INSTRUCTIONS FOR THE TASK: Print, exactly and completely, every entry in the data.

DATA EXTRACT:
____________
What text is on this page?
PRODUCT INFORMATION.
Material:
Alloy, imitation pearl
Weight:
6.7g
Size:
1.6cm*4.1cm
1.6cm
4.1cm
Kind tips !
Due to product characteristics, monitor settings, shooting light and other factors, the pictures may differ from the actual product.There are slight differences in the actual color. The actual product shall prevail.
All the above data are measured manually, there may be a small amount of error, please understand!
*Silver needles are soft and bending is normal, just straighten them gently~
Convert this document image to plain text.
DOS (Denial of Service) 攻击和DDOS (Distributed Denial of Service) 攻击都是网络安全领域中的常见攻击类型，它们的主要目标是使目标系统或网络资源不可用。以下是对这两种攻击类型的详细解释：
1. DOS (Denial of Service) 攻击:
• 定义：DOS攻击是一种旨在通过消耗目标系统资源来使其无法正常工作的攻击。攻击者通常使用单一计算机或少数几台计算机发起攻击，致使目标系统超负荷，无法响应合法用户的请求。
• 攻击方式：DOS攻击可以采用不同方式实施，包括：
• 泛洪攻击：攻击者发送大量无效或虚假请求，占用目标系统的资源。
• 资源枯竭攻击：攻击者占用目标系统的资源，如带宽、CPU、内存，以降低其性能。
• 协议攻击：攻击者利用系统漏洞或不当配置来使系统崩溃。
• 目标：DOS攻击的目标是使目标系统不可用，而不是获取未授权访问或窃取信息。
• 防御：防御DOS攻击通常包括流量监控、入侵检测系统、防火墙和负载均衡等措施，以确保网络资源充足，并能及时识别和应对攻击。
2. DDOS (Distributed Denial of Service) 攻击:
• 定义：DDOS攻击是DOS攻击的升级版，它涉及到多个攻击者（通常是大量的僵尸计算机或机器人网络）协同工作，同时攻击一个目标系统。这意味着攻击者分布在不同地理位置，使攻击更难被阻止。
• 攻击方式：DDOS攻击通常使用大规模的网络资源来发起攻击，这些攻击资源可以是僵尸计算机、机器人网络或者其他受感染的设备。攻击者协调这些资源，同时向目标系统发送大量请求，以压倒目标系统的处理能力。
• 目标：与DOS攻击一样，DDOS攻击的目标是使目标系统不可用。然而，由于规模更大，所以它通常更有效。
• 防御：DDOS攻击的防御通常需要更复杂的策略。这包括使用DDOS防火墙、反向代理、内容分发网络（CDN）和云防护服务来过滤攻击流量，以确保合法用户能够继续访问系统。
____________
OUTPUT FOR THIS TASK:
What text is on this page?
PRODUCT INFORMATION.
Material:
Alloy, imitation pearl
Weight:
6.7g
Size:
1.6cm*4.1cm
1.6cm
4.1cm
Kind tips !
Due to product characteristics, monitor settings, shooting light and other factors, the pictures may differ from the actual product.There are slight differences in the actual color. The actual product shall prevail.
All the above data are measured manually, there may be a small amount of error, please understand!
*Silver needles are soft and bending is normal, just straighten them gently~
Convert this document image to plain text.
DOS (Denial of Service) 攻击和DDOS (Distributed Denial of Service) 攻击都是网络安全领域中的常见攻击类型，它们的主要目标是使目标系统或网络资源不可用。以下是对这两种攻击类型的详细解释：
1. DOS (Denial of Service) 攻击:
• 定义：DOS攻击是一种旨在通过消耗目标系统资源来使其无法正常工作的攻击。攻击者通常使用单一计算机或少数几台计算机发起攻击，致使目标系统超负荷，无法响应合法用户的请求。
• 攻击方式：DOS攻击可以采用不同方式实施，包括：
• 泛洪攻击：攻击者发送大量无效或虚假请求，占用目标系统的资源。
• 资源枯竭攻击：攻击者占用目标系统的资源，如带宽、CPU、内存，以降低其性能。
• 协议攻击：攻击者利用系统漏洞或不当配置来使系统崩溃。
• 目标：DOS攻击的目标是使目标系统不可用，而不是获取未授权访问或窃取信息。
• 防御：防御DOS攻击通常包括流量监控、入侵检测系统、防火墙和负载均衡等措施，以确保网络资源充足，并能及时识别和应对攻击。
2. DDOS (Distributed Denial of Service) 攻击:
• 定义：DDOS攻击是DOS攻击的升级版，它涉及到多个攻击者（通常是大量的僵尸计算机或机器人网络）协同工作，同时攻击一个目标系统。这意味着攻击者分布在不同地理位置，使攻击更难被阻止。
• 攻击方式：DDOS攻击通常使用大规模的网络资源来发起攻击，这些攻击资源可以是僵尸计算机、机器人网络或者其他受感染的设备。攻击者协调这些资源，同时向目标系统发送大量请求，以压倒目标系统的处理能力。
• 目标：与DOS攻击一样，DDOS攻击的目标是使目标系统不可用。然而，由于规模更大，所以它通常更有效。
• 防御：DDOS攻击的防御通常需要更复杂的策略。这包括使用DDOS防火墙、反向代理、内容分发网络（CDN）和云防护服务来过滤攻击流量，以确保合法用户能够继续访问系统。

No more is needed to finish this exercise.